EXERCISE INSTRUCTIONS: Set the listing down again exactly, please, apart from its pictures.

** Begin RECORDS PROVIDED **

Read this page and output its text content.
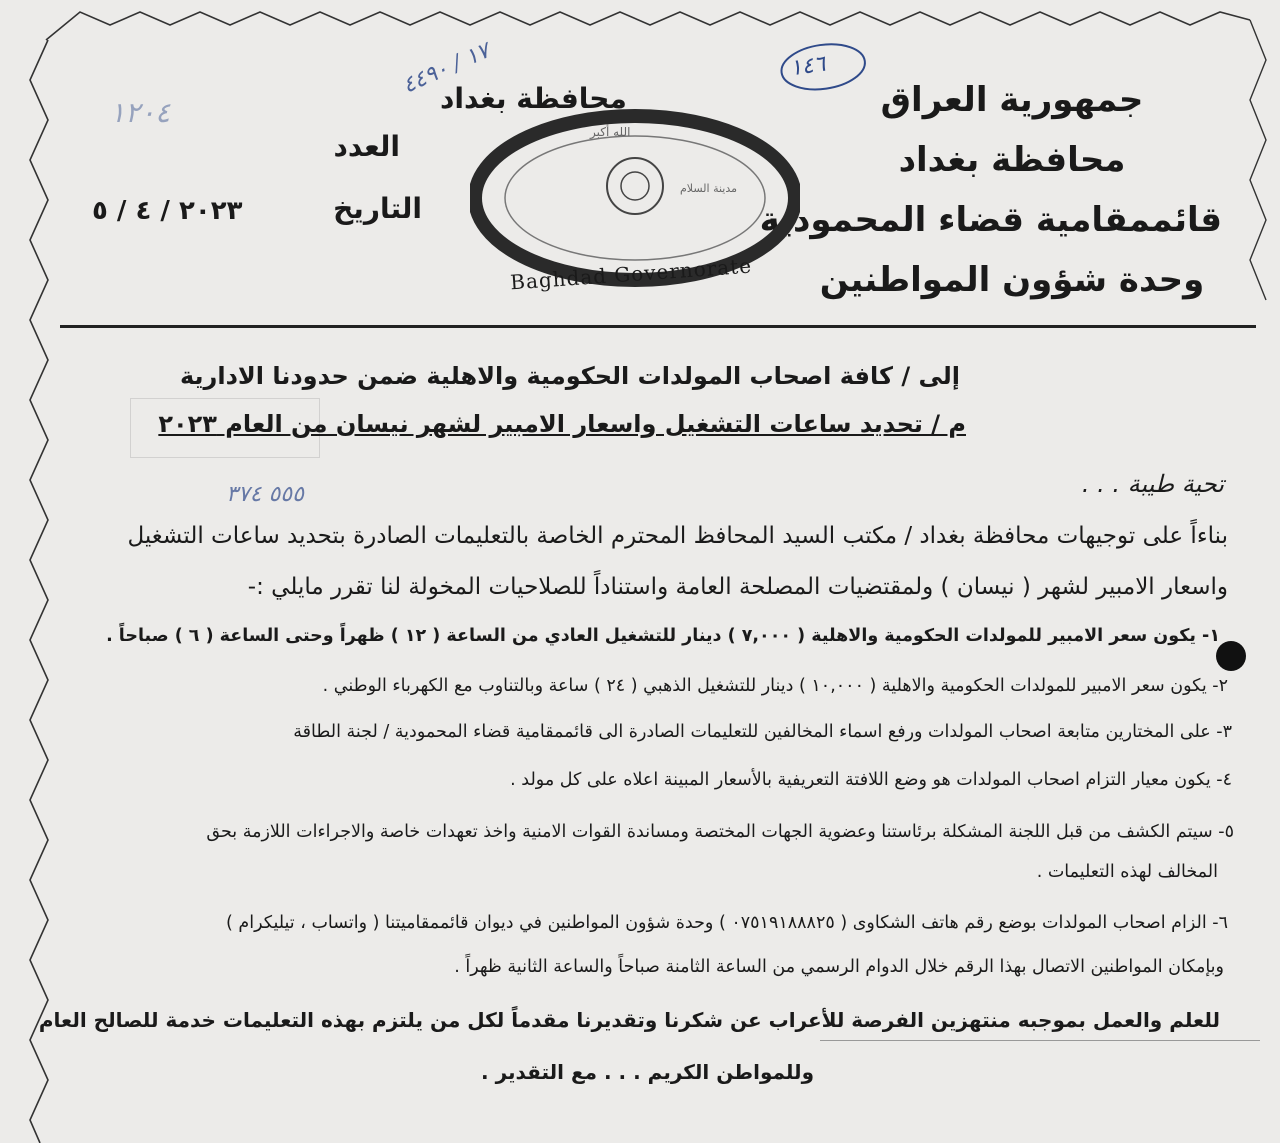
جمهورية العراق
محافظة بغداد
قائممقامية قضاء المحمودية
وحدة شؤون المواطنين
الله أكبر
مدينة السلام
محافظة بغداد
Baghdad Governorate
العدد
التاريخ
٢٠٢٣ / ٤ / ٥
١٢٠٤
١٧ / ٤٤٩٠	١٤٦
إلى / كافة اصحاب المولدات الحكومية والاهلية ضمن حدودنا الادارية
م / تحديد ساعات التشغيل واسعار الامبير لشهر نيسان من العام ٢٠٢٣
تحية طيبة . . .
٥٥٥ ٣٧٤
بناءاً على توجيهات محافظة بغداد / مكتب السيد المحافظ المحترم الخاصة بالتعليمات الصادرة بتحديد ساعات التشغيل
واسعار الامبير لشهر ( نيسان ) ولمقتضيات المصلحة العامة واستناداً للصلاحيات المخولة لنا تقرر مايلي :-
١- يكون سعر الامبير للمولدات الحكومية والاهلية ( ٧,٠٠٠ ) دينار للتشغيل العادي من الساعة ( ١٢ ) ظهراً وحتى الساعة ( ٦ ) صباحاً .
٢- يكون سعر الامبير للمولدات الحكومية والاهلية ( ١٠,٠٠٠ ) دينار للتشغيل الذهبي ( ٢٤ ) ساعة وبالتناوب مع الكهرباء الوطني .
٣- على المختارين متابعة اصحاب المولدات ورفع اسماء المخالفين للتعليمات الصادرة الى قائممقامية قضاء المحمودية / لجنة الطاقة
٤- يكون معيار التزام اصحاب المولدات هو وضع اللافتة التعريفية بالأسعار المبينة اعلاه على كل مولد .
٥- سيتم الكشف من قبل اللجنة المشكلة برئاستنا وعضوية الجهات المختصة ومساندة القوات الامنية واخذ تعهدات خاصة والاجراءات اللازمة بحق
المخالف لهذه التعليمات .
٦- الزام اصحاب المولدات بوضع رقم هاتف الشكاوى ( ٠٧٥١٩١٨٨٨٢٥ ) وحدة شؤون المواطنين في ديوان قائممقاميتنا ( واتساب ، تيليكرام )
وبإمكان المواطنين الاتصال بهذا الرقم خلال الدوام الرسمي من الساعة الثامنة صباحاً والساعة الثانية ظهراً .
للعلم والعمل بموجبه منتهزين الفرصة للأعراب عن شكرنا وتقديرنا مقدماً لكل من يلتزم بهذه التعليمات خدمة للصالح العام
وللمواطن الكريم . . . مع التقدير .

** End RECORDS PROVIDED **

THE RESULT:
Read this page and output its text content.
جمهورية العراق
محافظة بغداد
قائممقامية قضاء المحمودية
وحدة شؤون المواطنين
الله أكبر
مدينة السلام
محافظة بغداد
Baghdad Governorate
العدد
التاريخ
٢٠٢٣ / ٤ / ٥
١٢٠٤
١٧ / ٤٤٩٠	١٤٦
إلى / كافة اصحاب المولدات الحكومية والاهلية ضمن حدودنا الادارية
م / تحديد ساعات التشغيل واسعار الامبير لشهر نيسان من العام ٢٠٢٣
تحية طيبة . . .
٥٥٥ ٣٧٤
بناءاً على توجيهات محافظة بغداد / مكتب السيد المحافظ المحترم الخاصة بالتعليمات الصادرة بتحديد ساعات التشغيل
واسعار الامبير لشهر ( نيسان ) ولمقتضيات المصلحة العامة واستناداً للصلاحيات المخولة لنا تقرر مايلي :-
١- يكون سعر الامبير للمولدات الحكومية والاهلية ( ٧,٠٠٠ ) دينار للتشغيل العادي من الساعة ( ١٢ ) ظهراً وحتى الساعة ( ٦ ) صباحاً .
٢- يكون سعر الامبير للمولدات الحكومية والاهلية ( ١٠,٠٠٠ ) دينار للتشغيل الذهبي ( ٢٤ ) ساعة وبالتناوب مع الكهرباء الوطني .
٣- على المختارين متابعة اصحاب المولدات ورفع اسماء المخالفين للتعليمات الصادرة الى قائممقامية قضاء المحمودية / لجنة الطاقة
٤- يكون معيار التزام اصحاب المولدات هو وضع اللافتة التعريفية بالأسعار المبينة اعلاه على كل مولد .
٥- سيتم الكشف من قبل اللجنة المشكلة برئاستنا وعضوية الجهات المختصة ومساندة القوات الامنية واخذ تعهدات خاصة والاجراءات اللازمة بحق
المخالف لهذه التعليمات .
٦- الزام اصحاب المولدات بوضع رقم هاتف الشكاوى ( ٠٧٥١٩١٨٨٨٢٥ ) وحدة شؤون المواطنين في ديوان قائممقاميتنا ( واتساب ، تيليكرام )
وبإمكان المواطنين الاتصال بهذا الرقم خلال الدوام الرسمي من الساعة الثامنة صباحاً والساعة الثانية ظهراً .
للعلم والعمل بموجبه منتهزين الفرصة للأعراب عن شكرنا وتقديرنا مقدماً لكل من يلتزم بهذه التعليمات خدمة للصالح العام
وللمواطن الكريم . . . مع التقدير .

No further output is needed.